Below are some records: retype them all exactly, but not the pictures.

(Chart and figure data)
■ ■ ■ ■ ■ ■ ■

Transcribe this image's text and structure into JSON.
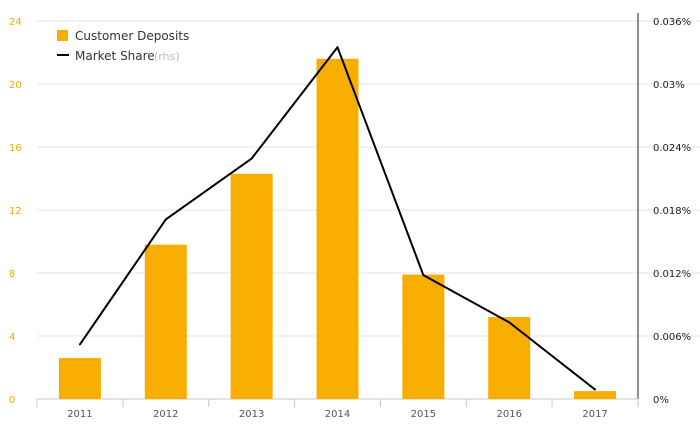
{
  "chart_data": {
    "type": "bar",
    "categories": [
      "2011",
      "2012",
      "2013",
      "2014",
      "2015",
      "2016",
      "2017"
    ],
    "series": [
      {
        "name": "Customer Deposits",
        "type": "bar",
        "axis": "left",
        "values": [
          2.6,
          9.8,
          14.3,
          21.6,
          7.9,
          5.2,
          0.5
        ]
      },
      {
        "name": "Market Share",
        "type": "line",
        "axis": "right",
        "values": [
          0.0052,
          0.0171,
          0.0229,
          0.0335,
          0.0118,
          0.0073,
          0.0009
        ]
      }
    ],
    "ylim_left": [
      0,
      24
    ],
    "yticks_left": [
      "0",
      "4",
      "8",
      "12",
      "16",
      "20",
      "24"
    ],
    "ylim_right": [
      0,
      0.036
    ],
    "yticks_right": [
      "0%",
      "0.006%",
      "0.012%",
      "0.018%",
      "0.024%",
      "0.03%",
      "0.036%"
    ],
    "legend": {
      "position": "top-left",
      "entries": [
        "Customer Deposits",
        "Market Share"
      ],
      "rhs_note": "(rhs)"
    },
    "grid": true,
    "colors": {
      "bar": "#f7ae00",
      "line": "#000000",
      "grid": "#e6e6e6",
      "left_tick": "#f2a900"
    }
  }
}
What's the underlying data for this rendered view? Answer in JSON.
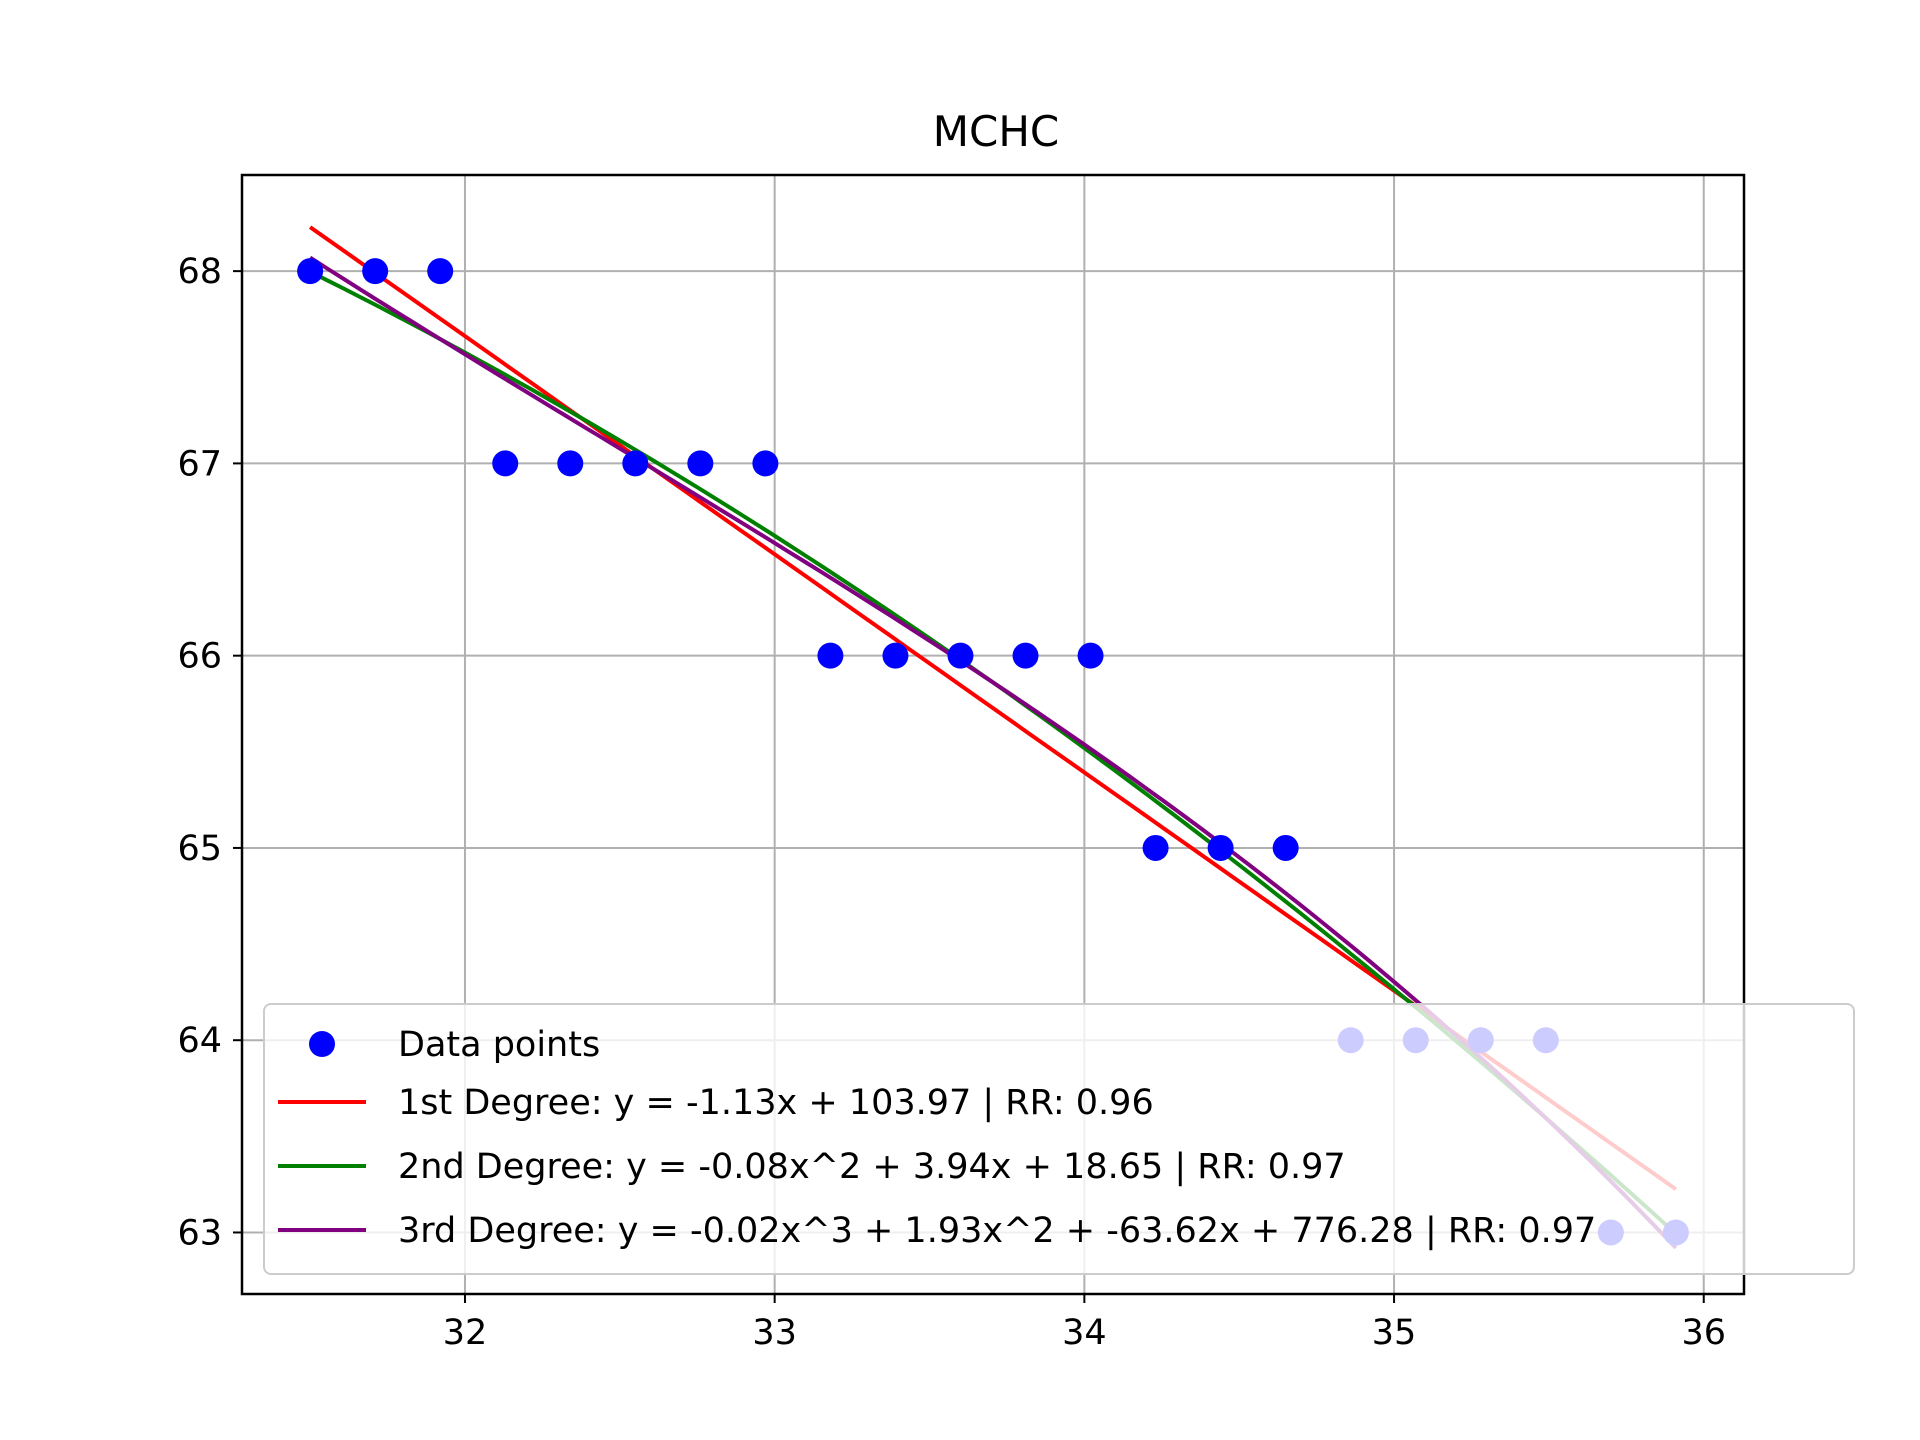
{
  "chart_data": {
    "type": "scatter",
    "title": "MCHC",
    "xlabel": "",
    "ylabel": "",
    "xlim": [
      31.28,
      36.13
    ],
    "ylim": [
      62.68,
      68.5
    ],
    "x_ticks": [
      32,
      33,
      34,
      35,
      36
    ],
    "y_ticks": [
      63,
      64,
      65,
      66,
      67,
      68
    ],
    "grid": true,
    "legend_position": "lower right",
    "points": {
      "name": "Data points",
      "color": "#0000ff",
      "x": [
        31.5,
        31.71,
        31.92,
        32.13,
        32.34,
        32.55,
        32.76,
        32.97,
        33.18,
        33.39,
        33.6,
        33.81,
        34.02,
        34.23,
        34.44,
        34.65,
        34.86,
        35.07,
        35.28,
        35.49,
        35.7,
        35.91
      ],
      "y": [
        68,
        68,
        68,
        67,
        67,
        67,
        67,
        67,
        66,
        66,
        66,
        66,
        66,
        65,
        65,
        65,
        64,
        64,
        64,
        64,
        63,
        63
      ]
    },
    "fits": [
      {
        "name": "1st Degree: y = -1.13x + 103.97 | RR: 0.96",
        "color": "#ff0000",
        "degree": 1,
        "x_range": [
          31.5,
          35.91
        ]
      },
      {
        "name": "2nd Degree: y = -0.08x^2 + 3.94x + 18.65 | RR: 0.97",
        "color": "#008000",
        "degree": 2,
        "x_range": [
          31.5,
          35.91
        ]
      },
      {
        "name": "3rd Degree: y = -0.02x^3 + 1.93x^2 + -63.62x + 776.28 | RR: 0.97",
        "color": "#800080",
        "degree": 3,
        "x_range": [
          31.5,
          35.91
        ]
      }
    ]
  }
}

■ ■ ■ ■ ■ ■ ■

- **Exercise response**
Transcribe this image's text and structure into JSON.
{
  "chart_data": {
    "type": "bar",
    "categories": [
      "2011",
      "2012",
      "2013",
      "2014",
      "2015",
      "2016",
      "2017"
    ],
    "series": [
      {
        "name": "Customer Deposits",
        "type": "bar",
        "axis": "left",
        "values": [
          2.6,
          9.8,
          14.3,
          21.6,
          7.9,
          5.2,
          0.5
        ]
      },
      {
        "name": "Market Share",
        "type": "line",
        "axis": "right",
        "values": [
          0.0052,
          0.0171,
          0.0229,
          0.0335,
          0.0118,
          0.0073,
          0.0009
        ]
      }
    ],
    "ylim_left": [
      0,
      24
    ],
    "yticks_left": [
      "0",
      "4",
      "8",
      "12",
      "16",
      "20",
      "24"
    ],
    "ylim_right": [
      0,
      0.036
    ],
    "yticks_right": [
      "0%",
      "0.006%",
      "0.012%",
      "0.018%",
      "0.024%",
      "0.03%",
      "0.036%"
    ],
    "legend": {
      "position": "top-left",
      "entries": [
        "Customer Deposits",
        "Market Share"
      ],
      "rhs_note": "(rhs)"
    },
    "grid": true,
    "colors": {
      "bar": "#f7ae00",
      "line": "#000000",
      "grid": "#e6e6e6",
      "left_tick": "#f2a900"
    }
  }
}
What's the underlying data for this rendered view? Answer in JSON.
{
  "chart_data": {
    "type": "scatter",
    "title": "MCHC",
    "xlabel": "",
    "ylabel": "",
    "xlim": [
      31.28,
      36.13
    ],
    "ylim": [
      62.68,
      68.5
    ],
    "x_ticks": [
      32,
      33,
      34,
      35,
      36
    ],
    "y_ticks": [
      63,
      64,
      65,
      66,
      67,
      68
    ],
    "grid": true,
    "legend_position": "lower right",
    "points": {
      "name": "Data points",
      "color": "#0000ff",
      "x": [
        31.5,
        31.71,
        31.92,
        32.13,
        32.34,
        32.55,
        32.76,
        32.97,
        33.18,
        33.39,
        33.6,
        33.81,
        34.02,
        34.23,
        34.44,
        34.65,
        34.86,
        35.07,
        35.28,
        35.49,
        35.7,
        35.91
      ],
      "y": [
        68,
        68,
        68,
        67,
        67,
        67,
        67,
        67,
        66,
        66,
        66,
        66,
        66,
        65,
        65,
        65,
        64,
        64,
        64,
        64,
        63,
        63
      ]
    },
    "fits": [
      {
        "name": "1st Degree: y = -1.13x + 103.97 | RR: 0.96",
        "color": "#ff0000",
        "degree": 1,
        "x_range": [
          31.5,
          35.91
        ]
      },
      {
        "name": "2nd Degree: y = -0.08x^2 + 3.94x + 18.65 | RR: 0.97",
        "color": "#008000",
        "degree": 2,
        "x_range": [
          31.5,
          35.91
        ]
      },
      {
        "name": "3rd Degree: y = -0.02x^3 + 1.93x^2 + -63.62x + 776.28 | RR: 0.97",
        "color": "#800080",
        "degree": 3,
        "x_range": [
          31.5,
          35.91
        ]
      }
    ]
  }
}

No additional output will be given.